INVECTIVA
EN Mi Menor (Em)
Mi
Menor (Em): 11:15 de la
noche, domingo. Pienso en la poesía. Soliloquiar funciona a veces, así que a
dar lora, no importa la hora, me animo cacofónico. Más que pensar en la poesía
pienso en los libros de poesía (al menos en los que, en verdad, de alguna
manera la contienen). Recuerdo una conversación meses atrás durante una feria
de libros. No es buen negocio para editoriales, me cuenta la mujer que atiende
el estand de la suya, explorando yo la posibilidad de publicar con ellos alguno
de los míos. ¿Cuántos tiene?, ¿son todos poemarios?, pregunta ella interesada.
Respondo resignado y con algo de vergüenza irresponsable: ocho, son ocho
libracos inéditos que se suman a cuatro que medio autopubliqué hace tiempo, con
bastante intervalo entre uno y otro. Que si son poemarios (dudo en
admitirlo)..., ¡pues sí!, aunque hay dos que podrían calificar como poema en
prosa, o más bien, son prosas que juegan a ratos a ser poemas, una especie de
diario de calles y tiendas de esquina con ribetes hasta novelescos. ¿Y qué
piensa hacer con todo eso?, me pregunta no tan interesada. No sé, supongo que
quemarlo, lo que en versión menos romántica significa aplicarle el delete informático.
Si
Siete (B7): 11:50. Caigo en
la cuenta de que ni yo mismo (que intento con insistencia escribirla) soy
lector-consumidor de poesía. Lo fui alguna vez, en mis tiempos de estudiante de
Derecho, cuando frecuentaba no librerías jurídicas sino la “Continental” en
Medellín (la de la cuadra Primero de Mayo con Palacé, lindante con la Plazuela
Nutibara), hoy extinta, y siempre salía con otro libro de versos en el sobaco.
Recuerdo uno, de Leonard Cohen, que inconscientemente guardé para leerlo
treinta años después, y cuando, en efecto, lo hice, verifiqué que hay libros que
no deben leerse de inmediato, hay que darles tiempo, esperarlos o que nos
esperen, pues a ese coitar de infidelidad también le llega su momento. La Caja de especias de la tierra es uno
de ellos, jamás hubiera descubierto su estética de tempo lento y profundo
treinta años atrás. A Flores para Hitler,
adquirido también en aquellas
calendas, no le ha llegado todavía su hora. Maravilloso saber que Leonard murió
en 2016, activo, octogenario, y canciones y libros suyos continúan viviendo sin
él como si nada.

Datos proporcionados:

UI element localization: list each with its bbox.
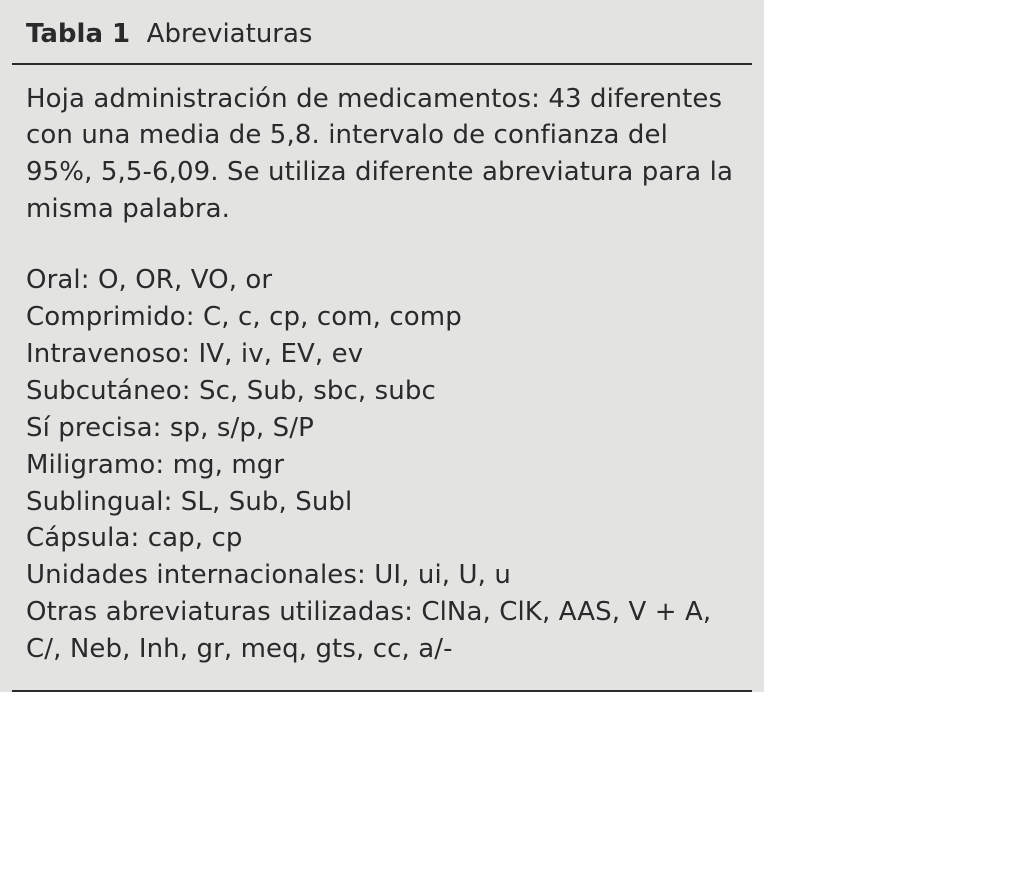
- abbreviations: Sc, Sub, sbc, subc: [199, 376, 436, 406]
- term: Sublingual: [26, 487, 164, 517]
- abbreviations: O, OR, VO, or: [98, 265, 272, 295]
- term: Subcutáneo: [26, 376, 182, 406]
- abbreviation-entry: Cápsula: cap, cp: [26, 520, 742, 557]
- abbreviations: C, c, cp, com, comp: [203, 302, 462, 332]
- abbreviation-entry: Unidades internacionales: UI, ui, U, u: [26, 557, 742, 594]
- intro-paragraph: Hoja administración de medicamentos: 43 …: [26, 81, 742, 229]
- other-abbreviations: Otras abreviaturas utilizadas: ClNa, ClK…: [26, 594, 742, 668]
- abbreviation-entry: Miligramo: mg, mgr: [26, 447, 742, 484]
- abbreviation-entry: Subcutáneo: Sc, Sub, sbc, subc: [26, 373, 742, 410]
- table-header: Tabla 1 Abreviaturas: [0, 0, 764, 63]
- rule-bottom: [12, 690, 752, 692]
- term: Sí precisa: [26, 413, 153, 443]
- abbreviation-list: Oral: O, OR, VO, orComprimido: C, c, cp,…: [26, 262, 742, 594]
- table-body: Hoja administración de medicamentos: 43 …: [0, 65, 764, 691]
- abbreviations: mg, mgr: [173, 450, 285, 480]
- term: Miligramo: [26, 450, 155, 480]
- abbreviations: sp, s/p, S/P: [170, 413, 314, 443]
- abbreviation-entry: Oral: O, OR, VO, or: [26, 262, 742, 299]
- term: Oral: [26, 265, 81, 295]
- abbreviations: UI, ui, U, u: [374, 560, 511, 590]
- term: Intravenoso: [26, 339, 181, 369]
- abbreviation-entry: Intravenoso: IV, iv, EV, ev: [26, 336, 742, 373]
- table-title: Abreviaturas: [147, 19, 313, 49]
- term: Cápsula: [26, 523, 130, 553]
- abbreviations: IV, iv, EV, ev: [199, 339, 364, 369]
- abbreviation-entry: Sí precisa: sp, s/p, S/P: [26, 410, 742, 447]
- table-label: Tabla 1: [26, 19, 130, 49]
- term: Comprimido: [26, 302, 186, 332]
- table-abbreviations: Tabla 1 Abreviaturas Hoja administración…: [0, 0, 764, 692]
- abbreviation-entry: Comprimido: C, c, cp, com, comp: [26, 299, 742, 336]
- abbreviation-entry: Sublingual: SL, Sub, Subl: [26, 484, 742, 521]
- abbreviations: SL, Sub, Subl: [181, 487, 353, 517]
- abbreviations: cap, cp: [148, 523, 243, 553]
- term: Unidades internacionales: [26, 560, 357, 590]
- others-label: Otras abreviaturas utilizadas: [26, 597, 404, 627]
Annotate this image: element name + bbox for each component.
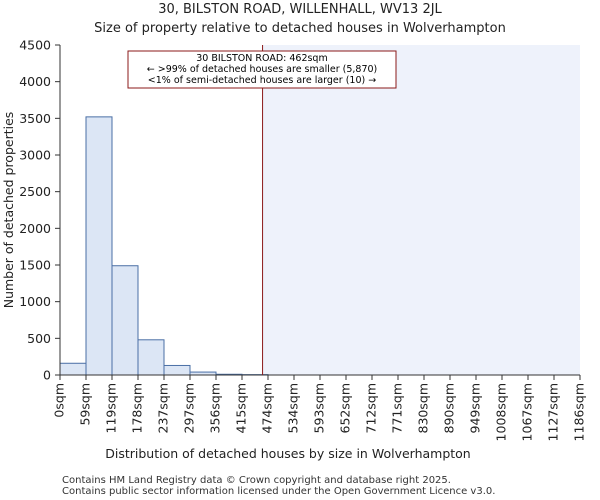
y-tick-label: 2500: [19, 184, 51, 199]
x-tick-label: 712sqm: [364, 383, 379, 433]
x-tick-label: 0sqm: [52, 383, 67, 418]
x-tick-label: 237sqm: [156, 383, 171, 433]
x-tick-label: 771sqm: [390, 383, 405, 433]
x-tick-label: 59sqm: [78, 383, 93, 426]
x-tick-label: 474sqm: [260, 383, 275, 433]
x-tick-label: 949sqm: [468, 383, 483, 433]
x-tick-label: 1186sqm: [572, 383, 587, 441]
y-tick-label: 500: [27, 331, 51, 346]
x-axis-label: Distribution of detached houses by size …: [105, 446, 471, 461]
x-tick-label: 415sqm: [234, 383, 249, 433]
y-tick-label: 3500: [19, 111, 51, 126]
y-tick-label: 2000: [19, 221, 51, 236]
bars: [59, 116, 269, 376]
x-tick-label: 890sqm: [442, 383, 457, 433]
x-axis-ticks: 0sqm 59sqm 119sqm 178sqm 237sqm 297sqm 356sqm 4…: [52, 375, 587, 441]
chart-title-line2: Size of property relative to detached ho…: [94, 21, 506, 36]
annotation-line1: 30 BILSTON ROAD: 462sqm: [196, 53, 327, 64]
x-tick-label: 356sqm: [208, 383, 223, 433]
x-tick-label: 119sqm: [104, 383, 119, 433]
footer-line2: Contains public sector information licen…: [62, 486, 495, 497]
annotation-line3: <1% of semi-detached houses are larger (…: [148, 75, 376, 86]
x-tick-label: 593sqm: [312, 383, 327, 433]
bar-119sqm: [111, 265, 139, 376]
y-axis-label: Number of detached properties: [1, 112, 16, 309]
x-tick-label: 534sqm: [286, 383, 301, 433]
y-tick-label: 3000: [19, 148, 51, 163]
y-tick-label: 4500: [19, 38, 51, 53]
y-tick-label: 1000: [19, 294, 51, 309]
bar-237sqm: [163, 364, 191, 376]
bar-59sqm: [85, 116, 113, 376]
x-tick-label: 1067sqm: [520, 383, 535, 441]
footer-line1: Contains HM Land Registry data © Crown c…: [62, 475, 451, 486]
x-tick-label: 178sqm: [130, 383, 145, 433]
chart-title-line1: 30, BILSTON ROAD, WILLENHALL, WV13 2JL: [158, 2, 442, 17]
annotation-line2: ← >99% of detached houses are smaller (5…: [147, 64, 378, 75]
bar-178sqm: [137, 339, 165, 376]
x-tick-label: 1008sqm: [494, 383, 509, 441]
x-tick-label: 297sqm: [182, 383, 197, 433]
shaded-region: [262, 45, 580, 375]
y-axis-ticks: 0 500 1000 1500 2000 2500 3000 3500 4000 4500: [19, 38, 60, 383]
y-tick-label: 1500: [19, 258, 51, 273]
bar-0sqm: [59, 362, 87, 376]
y-tick-label: 4000: [19, 74, 51, 89]
y-tick-label: 0: [43, 368, 51, 383]
annotation-box: [127, 50, 397, 89]
x-tick-label: 830sqm: [416, 383, 431, 433]
x-tick-label: 652sqm: [338, 383, 353, 433]
x-tick-label: 1127sqm: [546, 383, 561, 441]
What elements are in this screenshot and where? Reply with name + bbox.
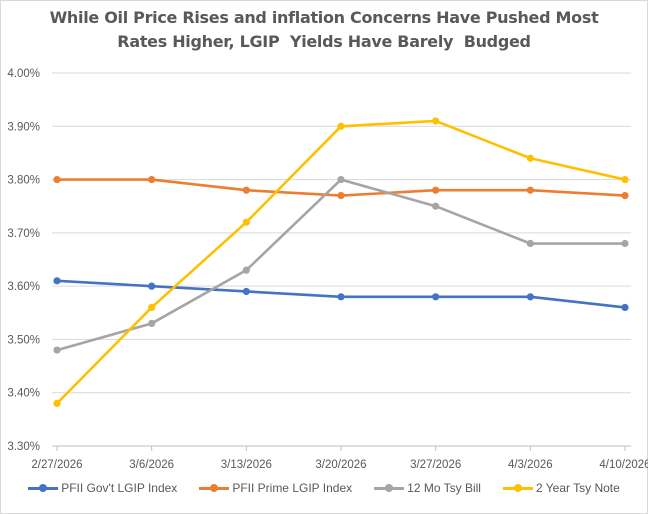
data-point (526, 239, 534, 248)
y-tick-label: 3.70% (7, 228, 40, 240)
x-axis-tick-labels: 2/27/2026 3/6/2026 3/13/2026 3/20/2026 3/27/… (31, 459, 648, 471)
x-tick-label: 4/10/2026 (599, 459, 648, 471)
legend-marker-icon (28, 483, 59, 493)
chart-title-line-1: While Oil Price Rises and inflation Conc… (49, 8, 599, 27)
series-12-mo-tsy-bill (53, 175, 629, 354)
legend-marker-icon (374, 483, 405, 493)
legend: PFII Gov't LGIP Index PFII Prime LGIP Ind… (0, 481, 648, 495)
data-point (53, 399, 61, 407)
data-point (242, 287, 250, 296)
data-point (621, 191, 629, 200)
y-tick-label: 3.60% (7, 281, 40, 293)
data-point (337, 191, 345, 200)
data-point (242, 218, 250, 226)
x-tick-label: 3/13/2026 (221, 459, 272, 471)
data-point (148, 319, 156, 328)
data-point (53, 277, 61, 285)
data-point (526, 293, 534, 301)
x-tick-label: 3/6/2026 (129, 459, 174, 471)
data-point (621, 303, 629, 312)
data-point (621, 239, 629, 248)
chart-title-line-2: Rates Higher, LGIP Yields Have Barely Bu… (117, 32, 531, 51)
legend-item: PFII Prime LGIP Index (199, 481, 352, 495)
y-tick-label: 3.40% (7, 388, 40, 400)
x-tick-label: 3/27/2026 (410, 459, 461, 471)
data-point (337, 175, 345, 184)
data-point (148, 303, 156, 312)
legend-marker-icon (502, 483, 533, 493)
data-point (242, 186, 250, 194)
series-pfii-gov-t-lgip-index (53, 277, 629, 312)
legend-item: PFII Gov't LGIP Index (28, 481, 177, 495)
series-line (56, 178, 625, 352)
x-tick-label: 2/27/2026 (31, 459, 82, 471)
data-point (432, 202, 440, 210)
x-tick-label: 3/20/2026 (315, 459, 366, 471)
series-line (56, 119, 626, 405)
data-point (337, 293, 345, 301)
series-2-year-tsy-note (53, 117, 629, 407)
y-axis-tick-labels: 3.30% 3.40% 3.50% 3.60% 3.70% 3.80% 3.90% 4.00% (7, 68, 40, 453)
data-point (526, 186, 534, 194)
data-point (432, 293, 440, 301)
legend-label: 2 Year Tsy Note (535, 481, 620, 495)
y-tick-label: 3.80% (7, 175, 40, 187)
data-point (621, 175, 629, 184)
y-tick-label: 3.30% (7, 441, 40, 453)
data-point (148, 282, 156, 290)
y-tick-label: 4.00% (7, 68, 40, 80)
series-pfii-prime-lgip-index (53, 175, 629, 200)
series-lines (53, 117, 629, 407)
x-tick-label: 4/3/2026 (508, 459, 553, 471)
y-tick-label: 3.50% (7, 334, 40, 346)
legend-item: 12 Mo Tsy Bill (374, 481, 481, 495)
data-point (242, 266, 250, 274)
data-point (53, 346, 61, 354)
data-point (337, 122, 345, 130)
data-point (432, 117, 440, 125)
data-point (432, 186, 440, 194)
legend-marker-icon (199, 483, 230, 493)
data-point (148, 175, 156, 184)
y-tick-label: 3.90% (7, 121, 40, 133)
legend-label: PFII Gov't LGIP Index (61, 481, 178, 495)
data-point (53, 175, 61, 184)
legend-label: PFII Prime LGIP Index (232, 481, 353, 495)
legend-label: 12 Mo Tsy Bill (407, 481, 481, 495)
data-point (526, 154, 534, 162)
legend-item: 2 Year Tsy Note (502, 481, 620, 495)
chart-title: While Oil Price Rises and inflation Conc… (0, 6, 648, 54)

Tareas del ejercicio:
A) Según el texto sobre los libros de poesía, ¿en qué año murió Leonard Cohen?
B) ¿Puedes seguir escribiendo el texto sobre los libros de poesía a partir de donde termina?
Los registros no hacen falta para resolver nada.

Resultados por tarea:
A) En 2016.

B)
La
Menor (Am): lunes de
desvelos, deben ser como las dos de la mañana, qué me estará pasando, ni pizca
de sueño, me acuerdo de un libro de Carlos Castaneda (¿será cierto eso de que
mutó de Castañeda a Castaneda porque su máquina de escribir no tenía eñe?), Relatos de poder, que enseñaba a detener
el diálogo interno y a evaporar personas (sobre todo enemigas; con este método,
a una horrible y acosadora jefe de oficina logré desaparecerla de mi vista), al
igual que de unos ejercicios mágicos, los pases de la tensegridad que, con
garras de águila, practiqué fructíferamente durante los años que viví en La
Caterva. ¡Ni modo!, hoy no me sirven de mucho, me sigue la pensadera, despiertos como están ahora en mi cabeza los festivales
literarios, en especial los de poesía, en auge por estos meses, con todo el
amiguismo que los caracteriza. Pero en lo que realmente pienso es en los pobres
muchachos de secundaria obligados por sus profesores a asistir a esas lecturas
poéticas por lo general intrincadas y tediosas, de gente adulta y extravagante
(pésimos lectores de poesía casi todos) a la que tienen que escuchar impelidos
hasta por notas y tareas. Entre esto y lo de aquel cura pando del colegio
abiótico, despótico y traumático en el que estudié primaria y bachillerato no hay
mucha diferencia. Misa a cada momento y en pie, en el amplio salón donde, vaya
paradoja, también se hacían los recreos. ¿Misa y poesía será que son lo mismo?
No decía acaso un premiado poeta colombiano que la poesía, para no ser
retórica, debe ser una oración... Hago un gesto de nahual y espanto este
pecado. Me perdono por tener que preguntarme entonces qué sería de esos
festivales y del dinero estatal que se destina, vía concertación, a ellos, sin
ese público juvenil que sirve para cumplir requisitos y con el que, a falta de
presos y de ancianos, se llenan o rellenan los espacios culturales. Esto del
registro fotográfico se presta para todo. Hace un tiempo fui con mi compañera
de enredos sentimentales a un evento literario en condición, ambos, de asistentes.
Ella, que detesta las fotos más que yo, fue pillada por una cámara al servicio
de estas exigencias oficiales, y tres o cuatro años más tarde vimos la
susodicha foto divulgada como prueba de un evento posterior del mismo círculo.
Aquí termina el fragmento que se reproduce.